> DATA RECORDS
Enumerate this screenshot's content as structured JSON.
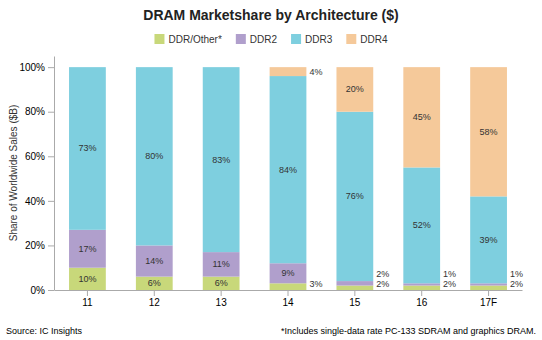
{
  "chart_data": {
    "type": "bar",
    "stacked": true,
    "title": "DRAM Marketshare by Architecture ($)",
    "ylabel": "Share of Worldwide Sales ($B)",
    "categories": [
      "11",
      "12",
      "13",
      "14",
      "15",
      "16",
      "17F"
    ],
    "series": [
      {
        "name": "DDR/Other*",
        "color": "#c8d87a",
        "values": [
          10,
          6,
          6,
          3,
          2,
          2,
          2
        ],
        "value_labels": [
          "10%",
          "6%",
          "6%",
          "3%",
          "2%",
          "2%",
          "2%"
        ]
      },
      {
        "name": "DDR2",
        "color": "#b09fcc",
        "values": [
          17,
          14,
          11,
          9,
          2,
          1,
          1
        ],
        "value_labels": [
          "17%",
          "14%",
          "11%",
          "9%",
          "2%",
          "1%",
          "1%"
        ]
      },
      {
        "name": "DDR3",
        "color": "#7ecfdf",
        "values": [
          73,
          80,
          83,
          84,
          76,
          52,
          39
        ],
        "value_labels": [
          "73%",
          "80%",
          "83%",
          "84%",
          "76%",
          "52%",
          "39%"
        ]
      },
      {
        "name": "DDR4",
        "color": "#f5c99a",
        "values": [
          0,
          0,
          0,
          4,
          20,
          45,
          58
        ],
        "value_labels": [
          null,
          null,
          null,
          "4%",
          "20%",
          "45%",
          "58%"
        ]
      }
    ],
    "ylim": [
      0,
      105
    ],
    "yticks": [
      {
        "value": 0,
        "label": "0%"
      },
      {
        "value": 20,
        "label": "20%"
      },
      {
        "value": 40,
        "label": "40%"
      },
      {
        "value": 60,
        "label": "60%"
      },
      {
        "value": 80,
        "label": "80%"
      },
      {
        "value": 100,
        "label": "100%"
      }
    ],
    "grid": false,
    "legend": "top",
    "data_labels": true,
    "annotations": [
      "Source: IC Insights",
      "*Includes single-data rate PC-133 SDRAM and graphics DRAM."
    ]
  }
}
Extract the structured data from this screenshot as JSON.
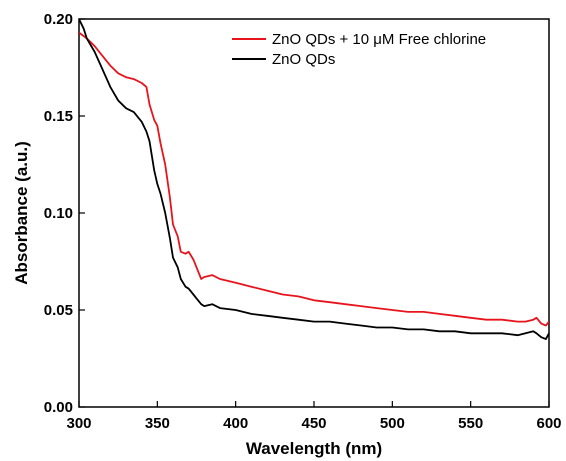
{
  "chart_data": {
    "type": "line",
    "xlabel": "Wavelength (nm)",
    "ylabel": "Absorbance (a.u.)",
    "xlim": [
      300,
      600
    ],
    "ylim": [
      0.0,
      0.2
    ],
    "xticks": [
      "300",
      "350",
      "400",
      "450",
      "500",
      "550",
      "600"
    ],
    "yticks": [
      "0.00",
      "0.05",
      "0.10",
      "0.15",
      "0.20"
    ],
    "legend_position": "top-right",
    "series": [
      {
        "name": "ZnO QDs + 10 μM Free chlorine",
        "color": "#e8141c",
        "x": [
          300,
          305,
          310,
          315,
          320,
          325,
          330,
          335,
          340,
          343,
          345,
          348,
          350,
          352,
          355,
          358,
          360,
          363,
          365,
          368,
          370,
          373,
          375,
          378,
          380,
          385,
          390,
          400,
          410,
          420,
          430,
          440,
          450,
          460,
          470,
          480,
          490,
          500,
          510,
          520,
          530,
          540,
          550,
          560,
          570,
          580,
          585,
          590,
          592,
          595,
          598,
          600
        ],
        "y": [
          0.193,
          0.19,
          0.186,
          0.181,
          0.176,
          0.172,
          0.17,
          0.169,
          0.167,
          0.165,
          0.156,
          0.148,
          0.145,
          0.136,
          0.125,
          0.108,
          0.094,
          0.088,
          0.08,
          0.079,
          0.08,
          0.076,
          0.072,
          0.066,
          0.067,
          0.068,
          0.066,
          0.064,
          0.062,
          0.06,
          0.058,
          0.057,
          0.055,
          0.054,
          0.053,
          0.052,
          0.051,
          0.05,
          0.049,
          0.049,
          0.048,
          0.047,
          0.046,
          0.045,
          0.045,
          0.044,
          0.044,
          0.045,
          0.046,
          0.043,
          0.042,
          0.044
        ]
      },
      {
        "name": "ZnO QDs",
        "color": "#000000",
        "x": [
          300,
          303,
          305,
          310,
          315,
          320,
          325,
          330,
          335,
          340,
          343,
          345,
          348,
          350,
          352,
          355,
          358,
          360,
          363,
          365,
          368,
          370,
          373,
          375,
          378,
          380,
          385,
          390,
          400,
          410,
          420,
          430,
          440,
          450,
          460,
          470,
          480,
          490,
          500,
          510,
          520,
          530,
          540,
          550,
          560,
          570,
          580,
          585,
          590,
          592,
          595,
          598,
          600
        ],
        "y": [
          0.2,
          0.195,
          0.19,
          0.183,
          0.174,
          0.165,
          0.158,
          0.154,
          0.152,
          0.147,
          0.142,
          0.137,
          0.122,
          0.115,
          0.11,
          0.1,
          0.087,
          0.077,
          0.072,
          0.066,
          0.062,
          0.061,
          0.058,
          0.056,
          0.053,
          0.052,
          0.053,
          0.051,
          0.05,
          0.048,
          0.047,
          0.046,
          0.045,
          0.044,
          0.044,
          0.043,
          0.042,
          0.041,
          0.041,
          0.04,
          0.04,
          0.039,
          0.039,
          0.038,
          0.038,
          0.038,
          0.037,
          0.038,
          0.039,
          0.038,
          0.036,
          0.035,
          0.038
        ]
      }
    ]
  }
}
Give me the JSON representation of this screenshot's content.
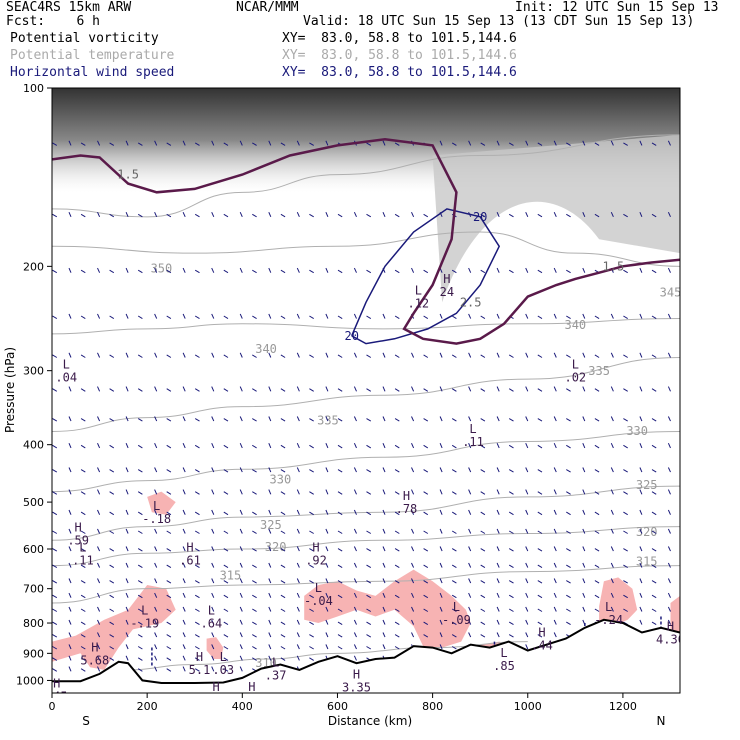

> WHAT YOU ARE ASKED TO DO
Each line of the data is to be duplicated exactly; pictures stay out of the copy.

> SOLVED EXERCISE
Enumerate this screenshot's content as structured JSON.
{
  "chart_data": {
    "type": "bar",
    "stacked": true,
    "title": "DRAM Marketshare by Architecture ($)",
    "ylabel": "Share of Worldwide Sales ($B)",
    "categories": [
      "11",
      "12",
      "13",
      "14",
      "15",
      "16",
      "17F"
    ],
    "series": [
      {
        "name": "DDR/Other*",
        "color": "#c8d87a",
        "values": [
          10,
          6,
          6,
          3,
          2,
          2,
          2
        ],
        "value_labels": [
          "10%",
          "6%",
          "6%",
          "3%",
          "2%",
          "2%",
          "2%"
        ]
      },
      {
        "name": "DDR2",
        "color": "#b09fcc",
        "values": [
          17,
          14,
          11,
          9,
          2,
          1,
          1
        ],
        "value_labels": [
          "17%",
          "14%",
          "11%",
          "9%",
          "2%",
          "1%",
          "1%"
        ]
      },
      {
        "name": "DDR3",
        "color": "#7ecfdf",
        "values": [
          73,
          80,
          83,
          84,
          76,
          52,
          39
        ],
        "value_labels": [
          "73%",
          "80%",
          "83%",
          "84%",
          "76%",
          "52%",
          "39%"
        ]
      },
      {
        "name": "DDR4",
        "color": "#f5c99a",
        "values": [
          0,
          0,
          0,
          4,
          20,
          45,
          58
        ],
        "value_labels": [
          null,
          null,
          null,
          "4%",
          "20%",
          "45%",
          "58%"
        ]
      }
    ],
    "ylim": [
      0,
      105
    ],
    "yticks": [
      {
        "value": 0,
        "label": "0%"
      },
      {
        "value": 20,
        "label": "20%"
      },
      {
        "value": 40,
        "label": "40%"
      },
      {
        "value": 60,
        "label": "60%"
      },
      {
        "value": 80,
        "label": "80%"
      },
      {
        "value": 100,
        "label": "100%"
      }
    ],
    "grid": false,
    "legend": "top",
    "data_labels": true,
    "annotations": [
      "Source: IC Insights",
      "*Includes single-data rate PC-133 SDRAM and graphics DRAM."
    ]
  }
}
Extract the structured data from this screenshot as JSON.
{
  "chart_data": {
    "type": "line",
    "xlabel": "Wavelength (nm)",
    "ylabel": "Absorbance (a.u.)",
    "xlim": [
      300,
      600
    ],
    "ylim": [
      0.0,
      0.2
    ],
    "xticks": [
      "300",
      "350",
      "400",
      "450",
      "500",
      "550",
      "600"
    ],
    "yticks": [
      "0.00",
      "0.05",
      "0.10",
      "0.15",
      "0.20"
    ],
    "legend_position": "top-right",
    "series": [
      {
        "name": "ZnO QDs + 10 μM Free chlorine",
        "color": "#e8141c",
        "x": [
          300,
          305,
          310,
          315,
          320,
          325,
          330,
          335,
          340,
          343,
          345,
          348,
          350,
          352,
          355,
          358,
          360,
          363,
          365,
          368,
          370,
          373,
          375,
          378,
          380,
          385,
          390,
          400,
          410,
          420,
          430,
          440,
          450,
          460,
          470,
          480,
          490,
          500,
          510,
          520,
          530,
          540,
          550,
          560,
          570,
          580,
          585,
          590,
          592,
          595,
          598,
          600
        ],
        "y": [
          0.193,
          0.19,
          0.186,
          0.181,
          0.176,
          0.172,
          0.17,
          0.169,
          0.167,
          0.165,
          0.156,
          0.148,
          0.145,
          0.136,
          0.125,
          0.108,
          0.094,
          0.088,
          0.08,
          0.079,
          0.08,
          0.076,
          0.072,
          0.066,
          0.067,
          0.068,
          0.066,
          0.064,
          0.062,
          0.06,
          0.058,
          0.057,
          0.055,
          0.054,
          0.053,
          0.052,
          0.051,
          0.05,
          0.049,
          0.049,
          0.048,
          0.047,
          0.046,
          0.045,
          0.045,
          0.044,
          0.044,
          0.045,
          0.046,
          0.043,
          0.042,
          0.044
        ]
      },
      {
        "name": "ZnO QDs",
        "color": "#000000",
        "x": [
          300,
          303,
          305,
          310,
          315,
          320,
          325,
          330,
          335,
          340,
          343,
          345,
          348,
          350,
          352,
          355,
          358,
          360,
          363,
          365,
          368,
          370,
          373,
          375,
          378,
          380,
          385,
          390,
          400,
          410,
          420,
          430,
          440,
          450,
          460,
          470,
          480,
          490,
          500,
          510,
          520,
          530,
          540,
          550,
          560,
          570,
          580,
          585,
          590,
          592,
          595,
          598,
          600
        ],
        "y": [
          0.2,
          0.195,
          0.19,
          0.183,
          0.174,
          0.165,
          0.158,
          0.154,
          0.152,
          0.147,
          0.142,
          0.137,
          0.122,
          0.115,
          0.11,
          0.1,
          0.087,
          0.077,
          0.072,
          0.066,
          0.062,
          0.061,
          0.058,
          0.056,
          0.053,
          0.052,
          0.053,
          0.051,
          0.05,
          0.048,
          0.047,
          0.046,
          0.045,
          0.044,
          0.044,
          0.043,
          0.042,
          0.041,
          0.041,
          0.04,
          0.04,
          0.039,
          0.039,
          0.038,
          0.038,
          0.038,
          0.037,
          0.038,
          0.039,
          0.038,
          0.036,
          0.035,
          0.038
        ]
      }
    ]
  }
}
Give me the JSON representation of this screenshot's content.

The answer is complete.